Select every line below containing the word "Number".

☆ ☆ ☆ ☆ ☆ ☆ ☆

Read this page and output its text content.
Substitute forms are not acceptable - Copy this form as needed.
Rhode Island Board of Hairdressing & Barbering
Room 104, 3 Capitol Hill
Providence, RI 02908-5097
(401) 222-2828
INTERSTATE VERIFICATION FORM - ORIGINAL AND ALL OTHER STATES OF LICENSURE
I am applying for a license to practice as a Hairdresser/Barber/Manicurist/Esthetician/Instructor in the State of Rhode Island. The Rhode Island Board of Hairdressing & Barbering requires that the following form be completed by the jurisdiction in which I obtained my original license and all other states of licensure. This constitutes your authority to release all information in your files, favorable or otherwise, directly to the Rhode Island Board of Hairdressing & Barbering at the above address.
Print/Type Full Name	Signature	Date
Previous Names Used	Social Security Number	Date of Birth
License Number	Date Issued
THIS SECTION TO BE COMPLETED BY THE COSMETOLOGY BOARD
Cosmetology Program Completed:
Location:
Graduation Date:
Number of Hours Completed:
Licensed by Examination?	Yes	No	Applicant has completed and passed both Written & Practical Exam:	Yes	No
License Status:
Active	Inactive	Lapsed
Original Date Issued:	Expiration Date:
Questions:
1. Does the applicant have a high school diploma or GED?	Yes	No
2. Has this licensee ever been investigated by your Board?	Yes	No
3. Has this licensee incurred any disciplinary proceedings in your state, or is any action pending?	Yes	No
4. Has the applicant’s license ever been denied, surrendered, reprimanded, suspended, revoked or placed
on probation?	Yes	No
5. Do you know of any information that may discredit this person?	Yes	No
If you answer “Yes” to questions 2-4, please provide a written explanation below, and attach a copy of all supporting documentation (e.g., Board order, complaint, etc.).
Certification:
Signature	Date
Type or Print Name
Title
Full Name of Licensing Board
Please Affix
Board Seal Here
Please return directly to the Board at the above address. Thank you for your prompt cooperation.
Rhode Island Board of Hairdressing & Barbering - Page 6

☆ ☆ ☆ ☆ ☆ ☆ ☆

Expected output -
Previous Names Used	Social Security Number	Date of Birth
License Number	Date Issued
Number of Hours Completed:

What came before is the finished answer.